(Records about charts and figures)
+ + + +
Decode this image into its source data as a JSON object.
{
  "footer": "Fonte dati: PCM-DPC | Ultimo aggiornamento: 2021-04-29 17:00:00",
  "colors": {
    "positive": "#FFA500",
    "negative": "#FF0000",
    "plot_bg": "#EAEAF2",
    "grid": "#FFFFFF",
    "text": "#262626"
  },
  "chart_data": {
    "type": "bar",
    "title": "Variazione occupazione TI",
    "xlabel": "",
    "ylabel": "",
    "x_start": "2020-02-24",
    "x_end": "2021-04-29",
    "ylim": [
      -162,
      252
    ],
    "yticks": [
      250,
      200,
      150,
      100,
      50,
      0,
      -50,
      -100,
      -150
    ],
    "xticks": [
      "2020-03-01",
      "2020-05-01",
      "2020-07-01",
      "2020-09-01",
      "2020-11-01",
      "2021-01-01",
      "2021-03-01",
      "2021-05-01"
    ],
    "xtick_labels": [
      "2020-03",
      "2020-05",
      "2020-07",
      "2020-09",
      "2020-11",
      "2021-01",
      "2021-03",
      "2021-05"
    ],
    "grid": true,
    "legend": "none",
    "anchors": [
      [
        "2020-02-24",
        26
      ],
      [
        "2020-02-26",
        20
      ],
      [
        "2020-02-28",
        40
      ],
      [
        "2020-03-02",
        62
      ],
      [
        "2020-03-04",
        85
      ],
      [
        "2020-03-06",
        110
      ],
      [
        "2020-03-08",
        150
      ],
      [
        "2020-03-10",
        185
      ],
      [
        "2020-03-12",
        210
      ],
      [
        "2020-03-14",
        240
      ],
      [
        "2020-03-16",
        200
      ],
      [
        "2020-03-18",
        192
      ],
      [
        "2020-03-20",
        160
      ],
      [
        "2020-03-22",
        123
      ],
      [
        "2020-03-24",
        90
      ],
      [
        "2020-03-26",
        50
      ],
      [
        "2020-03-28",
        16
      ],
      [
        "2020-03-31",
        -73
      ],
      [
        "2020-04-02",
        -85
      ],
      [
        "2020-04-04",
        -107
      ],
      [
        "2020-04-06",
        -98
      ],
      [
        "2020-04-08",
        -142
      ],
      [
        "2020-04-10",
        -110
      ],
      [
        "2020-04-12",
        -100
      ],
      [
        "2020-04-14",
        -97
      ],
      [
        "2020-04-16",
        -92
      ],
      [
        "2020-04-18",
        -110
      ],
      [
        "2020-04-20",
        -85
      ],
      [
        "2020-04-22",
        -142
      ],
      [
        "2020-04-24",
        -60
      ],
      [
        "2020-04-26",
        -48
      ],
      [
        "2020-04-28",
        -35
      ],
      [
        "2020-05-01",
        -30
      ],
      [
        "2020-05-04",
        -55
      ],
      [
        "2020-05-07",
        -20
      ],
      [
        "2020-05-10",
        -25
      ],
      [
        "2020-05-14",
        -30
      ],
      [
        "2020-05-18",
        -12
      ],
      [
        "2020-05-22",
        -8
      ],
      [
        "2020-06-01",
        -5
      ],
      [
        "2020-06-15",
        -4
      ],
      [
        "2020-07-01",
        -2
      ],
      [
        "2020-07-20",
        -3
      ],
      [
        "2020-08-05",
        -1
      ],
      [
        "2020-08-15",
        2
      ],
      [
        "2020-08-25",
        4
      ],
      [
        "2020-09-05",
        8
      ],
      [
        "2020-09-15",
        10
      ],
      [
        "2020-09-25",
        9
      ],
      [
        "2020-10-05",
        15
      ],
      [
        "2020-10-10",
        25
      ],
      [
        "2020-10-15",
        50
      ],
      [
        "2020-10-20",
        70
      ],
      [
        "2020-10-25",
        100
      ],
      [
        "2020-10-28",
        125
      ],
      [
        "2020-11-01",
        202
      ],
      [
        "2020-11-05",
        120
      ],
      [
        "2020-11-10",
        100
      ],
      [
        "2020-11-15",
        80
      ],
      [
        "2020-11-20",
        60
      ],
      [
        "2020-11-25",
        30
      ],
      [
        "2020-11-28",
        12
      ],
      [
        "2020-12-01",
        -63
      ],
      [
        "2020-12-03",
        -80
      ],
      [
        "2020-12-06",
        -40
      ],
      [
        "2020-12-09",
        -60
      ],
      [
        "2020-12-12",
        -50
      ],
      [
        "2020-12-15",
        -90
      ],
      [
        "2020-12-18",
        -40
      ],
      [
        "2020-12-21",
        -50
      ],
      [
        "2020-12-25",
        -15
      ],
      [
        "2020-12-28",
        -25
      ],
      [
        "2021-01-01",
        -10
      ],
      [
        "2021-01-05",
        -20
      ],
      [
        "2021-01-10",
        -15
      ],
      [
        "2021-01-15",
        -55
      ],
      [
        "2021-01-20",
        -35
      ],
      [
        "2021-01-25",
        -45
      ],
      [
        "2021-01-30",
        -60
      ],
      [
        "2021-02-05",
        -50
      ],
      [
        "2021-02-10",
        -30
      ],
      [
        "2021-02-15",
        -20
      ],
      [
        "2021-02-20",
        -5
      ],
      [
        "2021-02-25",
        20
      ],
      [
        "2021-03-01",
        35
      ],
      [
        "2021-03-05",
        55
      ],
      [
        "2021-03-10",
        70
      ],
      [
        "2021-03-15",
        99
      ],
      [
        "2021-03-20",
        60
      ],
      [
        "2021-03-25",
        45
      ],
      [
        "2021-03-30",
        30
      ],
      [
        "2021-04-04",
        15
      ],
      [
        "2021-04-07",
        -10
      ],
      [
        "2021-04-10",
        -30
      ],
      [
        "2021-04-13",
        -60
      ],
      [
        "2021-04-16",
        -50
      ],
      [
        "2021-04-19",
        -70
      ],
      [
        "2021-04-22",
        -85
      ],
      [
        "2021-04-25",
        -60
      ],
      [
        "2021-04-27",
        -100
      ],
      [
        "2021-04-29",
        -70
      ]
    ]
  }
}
+ + + +
**TO BE DONE**
Repeat the listing above without any change.

**SOLUTION FOR THIS EXERCISE**
Decode this image into its source data as a JSON object.
{
  "footer": "Fonte dati: PCM-DPC | Ultimo aggiornamento: 2021-04-29 17:00:00",
  "colors": {
    "positive": "#FFA500",
    "negative": "#FF0000",
    "plot_bg": "#EAEAF2",
    "grid": "#FFFFFF",
    "text": "#262626"
  },
  "chart_data": {
    "type": "bar",
    "title": "Variazione occupazione TI",
    "xlabel": "",
    "ylabel": "",
    "x_start": "2020-02-24",
    "x_end": "2021-04-29",
    "ylim": [
      -162,
      252
    ],
    "yticks": [
      250,
      200,
      150,
      100,
      50,
      0,
      -50,
      -100,
      -150
    ],
    "xticks": [
      "2020-03-01",
      "2020-05-01",
      "2020-07-01",
      "2020-09-01",
      "2020-11-01",
      "2021-01-01",
      "2021-03-01",
      "2021-05-01"
    ],
    "xtick_labels": [
      "2020-03",
      "2020-05",
      "2020-07",
      "2020-09",
      "2020-11",
      "2021-01",
      "2021-03",
      "2021-05"
    ],
    "grid": true,
    "legend": "none",
    "anchors": [
      [
        "2020-02-24",
        26
      ],
      [
        "2020-02-26",
        20
      ],
      [
        "2020-02-28",
        40
      ],
      [
        "2020-03-02",
        62
      ],
      [
        "2020-03-04",
        85
      ],
      [
        "2020-03-06",
        110
      ],
      [
        "2020-03-08",
        150
      ],
      [
        "2020-03-10",
        185
      ],
      [
        "2020-03-12",
        210
      ],
      [
        "2020-03-14",
        240
      ],
      [
        "2020-03-16",
        200
      ],
      [
        "2020-03-18",
        192
      ],
      [
        "2020-03-20",
        160
      ],
      [
        "2020-03-22",
        123
      ],
      [
        "2020-03-24",
        90
      ],
      [
        "2020-03-26",
        50
      ],
      [
        "2020-03-28",
        16
      ],
      [
        "2020-03-31",
        -73
      ],
      [
        "2020-04-02",
        -85
      ],
      [
        "2020-04-04",
        -107
      ],
      [
        "2020-04-06",
        -98
      ],
      [
        "2020-04-08",
        -142
      ],
      [
        "2020-04-10",
        -110
      ],
      [
        "2020-04-12",
        -100
      ],
      [
        "2020-04-14",
        -97
      ],
      [
        "2020-04-16",
        -92
      ],
      [
        "2020-04-18",
        -110
      ],
      [
        "2020-04-20",
        -85
      ],
      [
        "2020-04-22",
        -142
      ],
      [
        "2020-04-24",
        -60
      ],
      [
        "2020-04-26",
        -48
      ],
      [
        "2020-04-28",
        -35
      ],
      [
        "2020-05-01",
        -30
      ],
      [
        "2020-05-04",
        -55
      ],
      [
        "2020-05-07",
        -20
      ],
      [
        "2020-05-10",
        -25
      ],
      [
        "2020-05-14",
        -30
      ],
      [
        "2020-05-18",
        -12
      ],
      [
        "2020-05-22",
        -8
      ],
      [
        "2020-06-01",
        -5
      ],
      [
        "2020-06-15",
        -4
      ],
      [
        "2020-07-01",
        -2
      ],
      [
        "2020-07-20",
        -3
      ],
      [
        "2020-08-05",
        -1
      ],
      [
        "2020-08-15",
        2
      ],
      [
        "2020-08-25",
        4
      ],
      [
        "2020-09-05",
        8
      ],
      [
        "2020-09-15",
        10
      ],
      [
        "2020-09-25",
        9
      ],
      [
        "2020-10-05",
        15
      ],
      [
        "2020-10-10",
        25
      ],
      [
        "2020-10-15",
        50
      ],
      [
        "2020-10-20",
        70
      ],
      [
        "2020-10-25",
        100
      ],
      [
        "2020-10-28",
        125
      ],
      [
        "2020-11-01",
        202
      ],
      [
        "2020-11-05",
        120
      ],
      [
        "2020-11-10",
        100
      ],
      [
        "2020-11-15",
        80
      ],
      [
        "2020-11-20",
        60
      ],
      [
        "2020-11-25",
        30
      ],
      [
        "2020-11-28",
        12
      ],
      [
        "2020-12-01",
        -63
      ],
      [
        "2020-12-03",
        -80
      ],
      [
        "2020-12-06",
        -40
      ],
      [
        "2020-12-09",
        -60
      ],
      [
        "2020-12-12",
        -50
      ],
      [
        "2020-12-15",
        -90
      ],
      [
        "2020-12-18",
        -40
      ],
      [
        "2020-12-21",
        -50
      ],
      [
        "2020-12-25",
        -15
      ],
      [
        "2020-12-28",
        -25
      ],
      [
        "2021-01-01",
        -10
      ],
      [
        "2021-01-05",
        -20
      ],
      [
        "2021-01-10",
        -15
      ],
      [
        "2021-01-15",
        -55
      ],
      [
        "2021-01-20",
        -35
      ],
      [
        "2021-01-25",
        -45
      ],
      [
        "2021-01-30",
        -60
      ],
      [
        "2021-02-05",
        -50
      ],
      [
        "2021-02-10",
        -30
      ],
      [
        "2021-02-15",
        -20
      ],
      [
        "2021-02-20",
        -5
      ],
      [
        "2021-02-25",
        20
      ],
      [
        "2021-03-01",
        35
      ],
      [
        "2021-03-05",
        55
      ],
      [
        "2021-03-10",
        70
      ],
      [
        "2021-03-15",
        99
      ],
      [
        "2021-03-20",
        60
      ],
      [
        "2021-03-25",
        45
      ],
      [
        "2021-03-30",
        30
      ],
      [
        "2021-04-04",
        15
      ],
      [
        "2021-04-07",
        -10
      ],
      [
        "2021-04-10",
        -30
      ],
      [
        "2021-04-13",
        -60
      ],
      [
        "2021-04-16",
        -50
      ],
      [
        "2021-04-19",
        -70
      ],
      [
        "2021-04-22",
        -85
      ],
      [
        "2021-04-25",
        -60
      ],
      [
        "2021-04-27",
        -100
      ],
      [
        "2021-04-29",
        -70
      ]
    ]
  }
}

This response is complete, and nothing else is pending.